* _RAW DATA_

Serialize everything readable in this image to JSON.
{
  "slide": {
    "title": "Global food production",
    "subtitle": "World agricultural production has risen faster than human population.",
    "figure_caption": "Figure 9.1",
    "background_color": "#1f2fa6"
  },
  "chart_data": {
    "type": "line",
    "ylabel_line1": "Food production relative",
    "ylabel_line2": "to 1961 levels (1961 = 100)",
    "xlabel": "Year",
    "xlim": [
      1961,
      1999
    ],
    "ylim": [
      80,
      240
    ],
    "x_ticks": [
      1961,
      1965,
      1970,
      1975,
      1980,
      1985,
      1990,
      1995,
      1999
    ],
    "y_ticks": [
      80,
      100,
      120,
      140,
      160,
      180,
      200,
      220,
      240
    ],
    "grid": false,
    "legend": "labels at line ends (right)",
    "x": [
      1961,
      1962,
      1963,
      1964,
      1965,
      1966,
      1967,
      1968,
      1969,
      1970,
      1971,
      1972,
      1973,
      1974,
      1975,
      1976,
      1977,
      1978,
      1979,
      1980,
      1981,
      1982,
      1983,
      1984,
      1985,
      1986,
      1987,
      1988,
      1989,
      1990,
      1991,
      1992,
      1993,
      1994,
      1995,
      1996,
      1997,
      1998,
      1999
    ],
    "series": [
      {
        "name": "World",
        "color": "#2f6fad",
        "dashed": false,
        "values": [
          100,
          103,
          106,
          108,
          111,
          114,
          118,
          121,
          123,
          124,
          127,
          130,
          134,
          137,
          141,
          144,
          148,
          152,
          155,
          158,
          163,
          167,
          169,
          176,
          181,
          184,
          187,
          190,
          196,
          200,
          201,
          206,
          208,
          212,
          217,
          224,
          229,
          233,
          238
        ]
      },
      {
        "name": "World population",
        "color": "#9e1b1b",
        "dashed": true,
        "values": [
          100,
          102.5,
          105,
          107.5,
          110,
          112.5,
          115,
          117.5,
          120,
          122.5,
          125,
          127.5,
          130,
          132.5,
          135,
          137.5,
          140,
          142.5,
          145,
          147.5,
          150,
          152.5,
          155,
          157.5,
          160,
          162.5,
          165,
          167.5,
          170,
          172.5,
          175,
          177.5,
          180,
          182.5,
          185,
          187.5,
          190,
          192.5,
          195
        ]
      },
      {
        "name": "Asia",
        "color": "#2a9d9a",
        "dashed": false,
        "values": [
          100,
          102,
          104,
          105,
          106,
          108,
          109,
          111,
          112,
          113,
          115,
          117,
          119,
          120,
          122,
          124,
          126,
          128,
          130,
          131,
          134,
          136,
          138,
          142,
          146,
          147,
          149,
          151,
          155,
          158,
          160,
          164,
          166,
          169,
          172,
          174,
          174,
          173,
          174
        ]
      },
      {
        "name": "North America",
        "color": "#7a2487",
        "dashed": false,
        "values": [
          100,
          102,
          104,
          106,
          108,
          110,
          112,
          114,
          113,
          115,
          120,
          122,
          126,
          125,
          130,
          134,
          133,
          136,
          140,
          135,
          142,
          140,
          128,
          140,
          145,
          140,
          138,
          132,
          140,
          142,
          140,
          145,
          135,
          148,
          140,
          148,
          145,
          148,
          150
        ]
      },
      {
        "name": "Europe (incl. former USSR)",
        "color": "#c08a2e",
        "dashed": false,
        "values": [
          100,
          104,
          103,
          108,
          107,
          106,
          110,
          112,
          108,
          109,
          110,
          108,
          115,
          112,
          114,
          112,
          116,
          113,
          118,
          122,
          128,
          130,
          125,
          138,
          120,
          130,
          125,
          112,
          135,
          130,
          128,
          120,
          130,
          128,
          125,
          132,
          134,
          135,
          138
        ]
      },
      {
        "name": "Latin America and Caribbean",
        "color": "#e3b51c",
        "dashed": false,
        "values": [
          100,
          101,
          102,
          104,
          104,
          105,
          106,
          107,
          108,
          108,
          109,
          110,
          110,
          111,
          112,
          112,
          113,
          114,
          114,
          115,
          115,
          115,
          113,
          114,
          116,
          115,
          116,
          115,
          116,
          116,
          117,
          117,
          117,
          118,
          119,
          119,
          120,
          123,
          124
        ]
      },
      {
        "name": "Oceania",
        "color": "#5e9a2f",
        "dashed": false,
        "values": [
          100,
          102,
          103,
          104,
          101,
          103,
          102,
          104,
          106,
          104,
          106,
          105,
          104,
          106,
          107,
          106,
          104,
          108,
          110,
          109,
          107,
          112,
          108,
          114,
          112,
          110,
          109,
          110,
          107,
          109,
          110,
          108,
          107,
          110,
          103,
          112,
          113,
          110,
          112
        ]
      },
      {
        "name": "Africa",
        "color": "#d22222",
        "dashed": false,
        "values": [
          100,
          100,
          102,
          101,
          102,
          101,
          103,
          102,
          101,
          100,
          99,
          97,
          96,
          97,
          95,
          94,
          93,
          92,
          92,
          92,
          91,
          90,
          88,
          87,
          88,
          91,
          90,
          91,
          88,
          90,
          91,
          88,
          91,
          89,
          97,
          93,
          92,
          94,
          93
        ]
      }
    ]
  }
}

--

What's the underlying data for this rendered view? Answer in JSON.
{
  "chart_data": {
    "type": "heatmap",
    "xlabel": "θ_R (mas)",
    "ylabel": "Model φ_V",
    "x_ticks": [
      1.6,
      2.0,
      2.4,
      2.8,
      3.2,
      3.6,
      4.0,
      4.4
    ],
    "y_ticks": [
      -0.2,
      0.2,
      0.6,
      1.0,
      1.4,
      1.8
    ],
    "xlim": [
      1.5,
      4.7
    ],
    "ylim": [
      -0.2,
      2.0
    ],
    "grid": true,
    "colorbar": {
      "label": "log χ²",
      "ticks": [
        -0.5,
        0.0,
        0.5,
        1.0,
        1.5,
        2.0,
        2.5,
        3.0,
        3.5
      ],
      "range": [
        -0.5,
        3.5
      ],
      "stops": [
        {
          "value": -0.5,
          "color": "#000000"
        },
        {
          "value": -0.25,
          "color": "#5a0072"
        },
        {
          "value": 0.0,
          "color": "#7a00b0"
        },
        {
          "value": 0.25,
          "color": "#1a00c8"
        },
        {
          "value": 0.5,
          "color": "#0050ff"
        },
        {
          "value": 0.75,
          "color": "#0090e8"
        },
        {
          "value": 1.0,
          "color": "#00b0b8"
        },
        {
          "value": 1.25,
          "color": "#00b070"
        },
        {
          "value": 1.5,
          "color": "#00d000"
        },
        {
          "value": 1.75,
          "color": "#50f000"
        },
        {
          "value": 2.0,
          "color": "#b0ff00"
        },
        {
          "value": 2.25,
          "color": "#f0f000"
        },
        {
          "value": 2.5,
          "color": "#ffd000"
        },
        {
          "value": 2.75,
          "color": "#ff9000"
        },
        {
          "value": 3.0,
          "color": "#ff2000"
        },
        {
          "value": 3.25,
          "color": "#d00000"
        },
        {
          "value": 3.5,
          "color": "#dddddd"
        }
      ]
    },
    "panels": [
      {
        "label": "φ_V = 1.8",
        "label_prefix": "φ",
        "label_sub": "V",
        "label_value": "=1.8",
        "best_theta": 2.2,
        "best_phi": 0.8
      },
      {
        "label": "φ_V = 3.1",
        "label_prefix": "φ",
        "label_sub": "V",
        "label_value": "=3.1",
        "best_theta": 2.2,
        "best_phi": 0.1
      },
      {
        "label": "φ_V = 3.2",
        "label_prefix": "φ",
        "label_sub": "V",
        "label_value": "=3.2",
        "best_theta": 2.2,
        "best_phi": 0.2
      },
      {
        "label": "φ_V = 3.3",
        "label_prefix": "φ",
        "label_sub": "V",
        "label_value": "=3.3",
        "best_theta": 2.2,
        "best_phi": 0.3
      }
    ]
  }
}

* _GIVEN TASK_
Look over the listing. Pull out every line with the string "America" in it.

* _TASK ANSWER_
        "name": "North America",
        "name": "Latin America and Caribbean",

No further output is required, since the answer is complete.